- DIRECTIVE
In the listing below, pick out lines with "subjects".

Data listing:
★ ★ ★ ★ ★ ★ ★

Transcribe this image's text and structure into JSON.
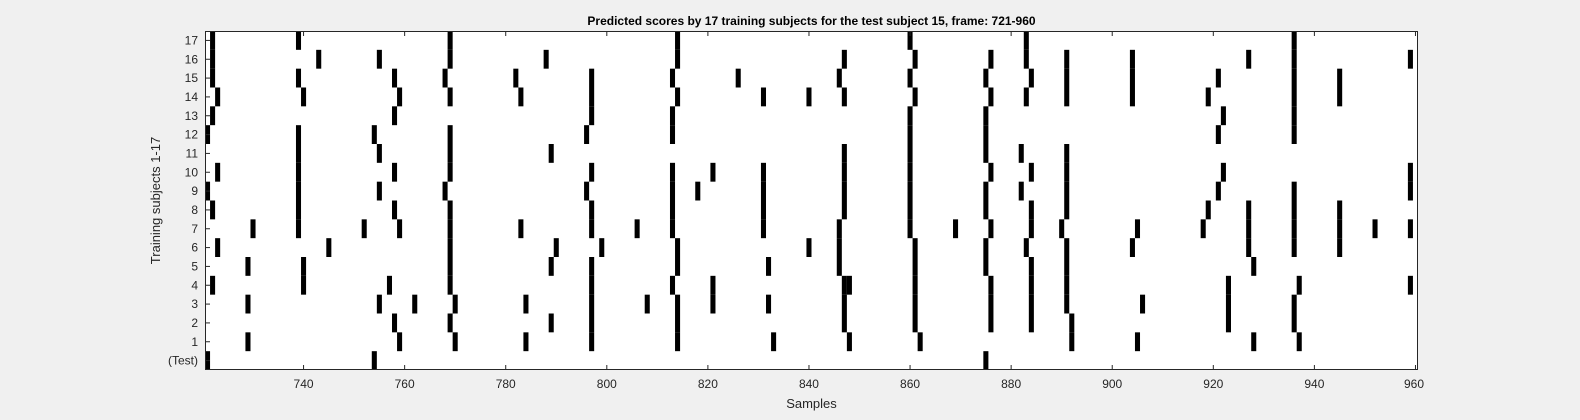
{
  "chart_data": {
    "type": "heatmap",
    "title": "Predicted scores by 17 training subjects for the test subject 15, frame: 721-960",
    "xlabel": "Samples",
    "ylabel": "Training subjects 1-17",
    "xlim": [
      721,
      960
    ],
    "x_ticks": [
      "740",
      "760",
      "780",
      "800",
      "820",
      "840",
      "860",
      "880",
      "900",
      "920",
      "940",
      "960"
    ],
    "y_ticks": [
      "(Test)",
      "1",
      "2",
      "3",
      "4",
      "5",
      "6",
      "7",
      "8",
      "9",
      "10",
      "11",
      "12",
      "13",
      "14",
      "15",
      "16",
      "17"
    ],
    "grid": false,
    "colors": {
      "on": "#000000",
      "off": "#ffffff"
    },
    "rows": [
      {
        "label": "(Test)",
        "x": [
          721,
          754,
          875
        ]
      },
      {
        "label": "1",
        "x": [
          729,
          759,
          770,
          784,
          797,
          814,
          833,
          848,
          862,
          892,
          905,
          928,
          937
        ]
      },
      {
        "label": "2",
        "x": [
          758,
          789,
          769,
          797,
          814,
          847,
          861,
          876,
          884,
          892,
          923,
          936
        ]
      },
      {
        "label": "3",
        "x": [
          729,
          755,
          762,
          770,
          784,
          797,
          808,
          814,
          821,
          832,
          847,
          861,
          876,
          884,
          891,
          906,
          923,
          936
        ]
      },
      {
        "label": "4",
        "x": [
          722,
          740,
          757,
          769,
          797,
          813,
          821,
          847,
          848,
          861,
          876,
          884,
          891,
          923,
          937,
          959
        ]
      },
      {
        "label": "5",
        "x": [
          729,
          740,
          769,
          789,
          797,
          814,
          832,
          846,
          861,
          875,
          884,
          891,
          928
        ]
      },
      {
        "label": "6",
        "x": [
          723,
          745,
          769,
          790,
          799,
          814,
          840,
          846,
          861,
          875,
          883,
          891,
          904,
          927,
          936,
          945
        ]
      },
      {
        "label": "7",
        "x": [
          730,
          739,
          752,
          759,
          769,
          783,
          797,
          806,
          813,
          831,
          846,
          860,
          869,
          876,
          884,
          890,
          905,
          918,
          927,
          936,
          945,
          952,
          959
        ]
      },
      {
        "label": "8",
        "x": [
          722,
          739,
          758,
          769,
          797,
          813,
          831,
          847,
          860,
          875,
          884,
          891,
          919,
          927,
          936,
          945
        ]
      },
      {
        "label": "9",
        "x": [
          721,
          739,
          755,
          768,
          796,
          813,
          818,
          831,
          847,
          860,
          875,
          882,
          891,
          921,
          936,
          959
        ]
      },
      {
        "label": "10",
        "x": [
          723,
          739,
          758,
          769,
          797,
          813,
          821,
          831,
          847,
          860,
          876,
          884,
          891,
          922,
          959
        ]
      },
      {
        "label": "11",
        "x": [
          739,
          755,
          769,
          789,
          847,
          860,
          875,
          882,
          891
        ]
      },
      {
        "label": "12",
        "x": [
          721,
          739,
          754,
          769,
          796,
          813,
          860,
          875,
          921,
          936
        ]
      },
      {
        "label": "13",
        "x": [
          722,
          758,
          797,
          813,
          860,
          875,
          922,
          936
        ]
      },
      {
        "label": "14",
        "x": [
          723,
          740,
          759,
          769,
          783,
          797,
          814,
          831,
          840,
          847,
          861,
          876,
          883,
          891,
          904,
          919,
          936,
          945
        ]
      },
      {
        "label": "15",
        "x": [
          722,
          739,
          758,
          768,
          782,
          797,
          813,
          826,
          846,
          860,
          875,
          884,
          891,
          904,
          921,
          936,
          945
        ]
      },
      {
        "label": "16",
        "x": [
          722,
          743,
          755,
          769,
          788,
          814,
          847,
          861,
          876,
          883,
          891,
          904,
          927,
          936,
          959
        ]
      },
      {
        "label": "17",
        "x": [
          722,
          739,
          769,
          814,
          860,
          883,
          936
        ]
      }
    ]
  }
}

★ ★ ★ ★ ★ ★ ★

- EXERCISE RESULT
    "title": "Predicted scores by 17 training subjects for the test subject 15, frame: 721-960",
    "ylabel": "Training subjects 1-17",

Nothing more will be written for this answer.